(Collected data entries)

※ ※ ※

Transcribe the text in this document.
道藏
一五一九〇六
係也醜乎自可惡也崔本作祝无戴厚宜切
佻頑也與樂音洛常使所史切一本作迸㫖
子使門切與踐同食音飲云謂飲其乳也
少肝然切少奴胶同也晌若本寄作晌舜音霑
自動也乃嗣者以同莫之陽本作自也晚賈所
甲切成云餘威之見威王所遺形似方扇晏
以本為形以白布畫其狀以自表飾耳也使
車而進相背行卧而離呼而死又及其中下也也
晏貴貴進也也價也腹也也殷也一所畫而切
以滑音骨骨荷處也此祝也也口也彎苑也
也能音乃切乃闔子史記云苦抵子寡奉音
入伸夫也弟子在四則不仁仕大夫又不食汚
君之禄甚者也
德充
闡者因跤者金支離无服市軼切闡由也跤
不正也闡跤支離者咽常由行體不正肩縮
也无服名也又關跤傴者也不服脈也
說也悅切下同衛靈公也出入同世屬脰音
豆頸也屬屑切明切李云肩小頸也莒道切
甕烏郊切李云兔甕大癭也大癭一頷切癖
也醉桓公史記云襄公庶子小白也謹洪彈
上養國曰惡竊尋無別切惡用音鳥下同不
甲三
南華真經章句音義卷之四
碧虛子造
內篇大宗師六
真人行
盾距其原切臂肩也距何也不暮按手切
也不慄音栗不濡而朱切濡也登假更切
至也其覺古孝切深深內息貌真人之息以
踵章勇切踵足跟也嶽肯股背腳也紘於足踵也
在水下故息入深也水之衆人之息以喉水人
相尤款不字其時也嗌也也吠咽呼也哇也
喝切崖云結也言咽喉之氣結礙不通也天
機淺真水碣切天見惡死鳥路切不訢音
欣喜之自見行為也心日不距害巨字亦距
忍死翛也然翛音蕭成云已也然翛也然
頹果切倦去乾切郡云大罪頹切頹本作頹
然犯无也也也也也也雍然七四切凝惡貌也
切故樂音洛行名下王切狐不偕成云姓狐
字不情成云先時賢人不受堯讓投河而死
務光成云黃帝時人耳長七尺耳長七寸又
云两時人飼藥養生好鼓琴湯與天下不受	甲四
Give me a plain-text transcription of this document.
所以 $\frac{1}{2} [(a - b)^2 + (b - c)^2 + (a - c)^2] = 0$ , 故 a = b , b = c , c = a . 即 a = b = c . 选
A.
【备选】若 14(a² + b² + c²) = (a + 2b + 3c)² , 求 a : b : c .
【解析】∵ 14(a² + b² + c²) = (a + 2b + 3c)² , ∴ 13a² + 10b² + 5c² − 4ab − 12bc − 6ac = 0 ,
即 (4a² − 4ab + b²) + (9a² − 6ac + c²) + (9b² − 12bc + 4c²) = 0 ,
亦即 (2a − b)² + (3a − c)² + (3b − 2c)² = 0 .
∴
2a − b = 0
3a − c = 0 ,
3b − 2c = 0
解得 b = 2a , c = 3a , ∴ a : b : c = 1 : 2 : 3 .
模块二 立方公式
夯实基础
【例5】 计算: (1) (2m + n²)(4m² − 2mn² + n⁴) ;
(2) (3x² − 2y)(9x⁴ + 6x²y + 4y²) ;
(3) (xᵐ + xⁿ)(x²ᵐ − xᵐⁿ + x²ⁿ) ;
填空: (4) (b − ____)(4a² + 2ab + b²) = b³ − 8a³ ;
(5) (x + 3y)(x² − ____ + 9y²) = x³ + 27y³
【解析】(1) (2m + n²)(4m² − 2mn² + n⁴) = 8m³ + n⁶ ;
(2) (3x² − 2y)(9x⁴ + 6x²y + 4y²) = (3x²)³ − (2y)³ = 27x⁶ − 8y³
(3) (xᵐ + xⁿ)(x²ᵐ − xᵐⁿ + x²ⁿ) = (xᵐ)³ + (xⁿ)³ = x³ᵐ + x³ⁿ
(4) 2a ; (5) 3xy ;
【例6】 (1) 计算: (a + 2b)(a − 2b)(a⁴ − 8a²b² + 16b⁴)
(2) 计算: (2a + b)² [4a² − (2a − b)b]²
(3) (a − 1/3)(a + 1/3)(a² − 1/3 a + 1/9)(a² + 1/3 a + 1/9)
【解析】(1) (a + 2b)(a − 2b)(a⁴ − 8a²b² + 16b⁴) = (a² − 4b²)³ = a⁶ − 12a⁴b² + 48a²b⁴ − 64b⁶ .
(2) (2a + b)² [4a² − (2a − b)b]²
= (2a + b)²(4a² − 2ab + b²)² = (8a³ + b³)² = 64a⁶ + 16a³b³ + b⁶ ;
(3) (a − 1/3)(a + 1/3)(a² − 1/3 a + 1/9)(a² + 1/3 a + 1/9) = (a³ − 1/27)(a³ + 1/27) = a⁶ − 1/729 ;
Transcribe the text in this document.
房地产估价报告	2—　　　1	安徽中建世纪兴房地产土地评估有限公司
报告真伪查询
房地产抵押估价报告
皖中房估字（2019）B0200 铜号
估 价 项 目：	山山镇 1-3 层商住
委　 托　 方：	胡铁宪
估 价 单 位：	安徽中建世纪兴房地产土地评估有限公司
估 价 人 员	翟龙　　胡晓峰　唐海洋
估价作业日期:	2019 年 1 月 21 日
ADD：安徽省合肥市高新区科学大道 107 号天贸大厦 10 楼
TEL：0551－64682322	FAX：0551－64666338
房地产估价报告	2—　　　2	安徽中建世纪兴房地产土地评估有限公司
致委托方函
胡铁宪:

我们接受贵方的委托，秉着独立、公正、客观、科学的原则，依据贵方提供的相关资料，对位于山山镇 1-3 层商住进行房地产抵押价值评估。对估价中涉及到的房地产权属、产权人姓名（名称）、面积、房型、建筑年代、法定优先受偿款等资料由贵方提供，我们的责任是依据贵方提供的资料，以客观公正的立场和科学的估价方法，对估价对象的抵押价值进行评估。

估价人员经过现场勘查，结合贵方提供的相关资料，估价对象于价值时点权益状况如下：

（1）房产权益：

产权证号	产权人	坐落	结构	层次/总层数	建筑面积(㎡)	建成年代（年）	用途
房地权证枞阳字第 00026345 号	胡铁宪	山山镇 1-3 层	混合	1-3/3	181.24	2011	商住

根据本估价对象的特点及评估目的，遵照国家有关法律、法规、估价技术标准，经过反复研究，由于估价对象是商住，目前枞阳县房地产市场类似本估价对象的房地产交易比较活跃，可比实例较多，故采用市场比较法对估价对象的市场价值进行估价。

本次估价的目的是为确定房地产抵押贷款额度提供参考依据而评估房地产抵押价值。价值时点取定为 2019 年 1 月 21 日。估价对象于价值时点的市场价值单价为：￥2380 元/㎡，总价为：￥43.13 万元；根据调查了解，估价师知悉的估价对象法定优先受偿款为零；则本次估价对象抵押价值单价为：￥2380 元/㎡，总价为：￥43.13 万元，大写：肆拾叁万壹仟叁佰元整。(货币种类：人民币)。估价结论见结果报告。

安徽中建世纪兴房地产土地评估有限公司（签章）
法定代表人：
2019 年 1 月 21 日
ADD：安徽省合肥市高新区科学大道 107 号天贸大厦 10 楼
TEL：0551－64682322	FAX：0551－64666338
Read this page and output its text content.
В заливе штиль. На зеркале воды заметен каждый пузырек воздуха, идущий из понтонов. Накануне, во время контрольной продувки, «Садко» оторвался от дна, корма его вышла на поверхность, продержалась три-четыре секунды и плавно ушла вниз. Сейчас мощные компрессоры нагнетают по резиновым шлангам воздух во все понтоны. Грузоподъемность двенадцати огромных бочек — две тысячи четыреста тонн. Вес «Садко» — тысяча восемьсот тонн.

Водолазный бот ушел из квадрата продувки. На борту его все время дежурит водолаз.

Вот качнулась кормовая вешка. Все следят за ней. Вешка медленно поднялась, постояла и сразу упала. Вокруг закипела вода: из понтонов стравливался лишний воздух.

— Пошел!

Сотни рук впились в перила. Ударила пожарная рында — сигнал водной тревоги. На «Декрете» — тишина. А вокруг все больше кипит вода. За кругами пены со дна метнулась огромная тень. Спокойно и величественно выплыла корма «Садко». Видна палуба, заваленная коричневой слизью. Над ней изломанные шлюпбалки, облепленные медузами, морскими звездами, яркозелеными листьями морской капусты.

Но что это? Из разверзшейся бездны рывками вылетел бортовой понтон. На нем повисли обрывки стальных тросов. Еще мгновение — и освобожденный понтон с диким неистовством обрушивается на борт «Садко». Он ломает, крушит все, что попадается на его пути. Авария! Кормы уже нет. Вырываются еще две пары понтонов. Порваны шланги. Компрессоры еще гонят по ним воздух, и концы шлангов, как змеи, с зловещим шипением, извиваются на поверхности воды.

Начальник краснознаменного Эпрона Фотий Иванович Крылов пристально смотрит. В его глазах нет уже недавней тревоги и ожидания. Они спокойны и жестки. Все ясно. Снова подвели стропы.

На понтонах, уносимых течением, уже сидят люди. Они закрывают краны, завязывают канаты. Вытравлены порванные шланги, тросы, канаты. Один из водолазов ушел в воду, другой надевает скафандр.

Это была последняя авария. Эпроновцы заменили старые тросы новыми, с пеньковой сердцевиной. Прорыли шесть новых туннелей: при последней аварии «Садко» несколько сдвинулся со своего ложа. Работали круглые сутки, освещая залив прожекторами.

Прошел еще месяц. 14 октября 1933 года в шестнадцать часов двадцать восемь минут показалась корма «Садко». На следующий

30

※ ※ ※

→ **PROMPT**: Each line that holds the string "тросы" counts once; give the total and nothing else.

→ **COMPLETED TASK**: 2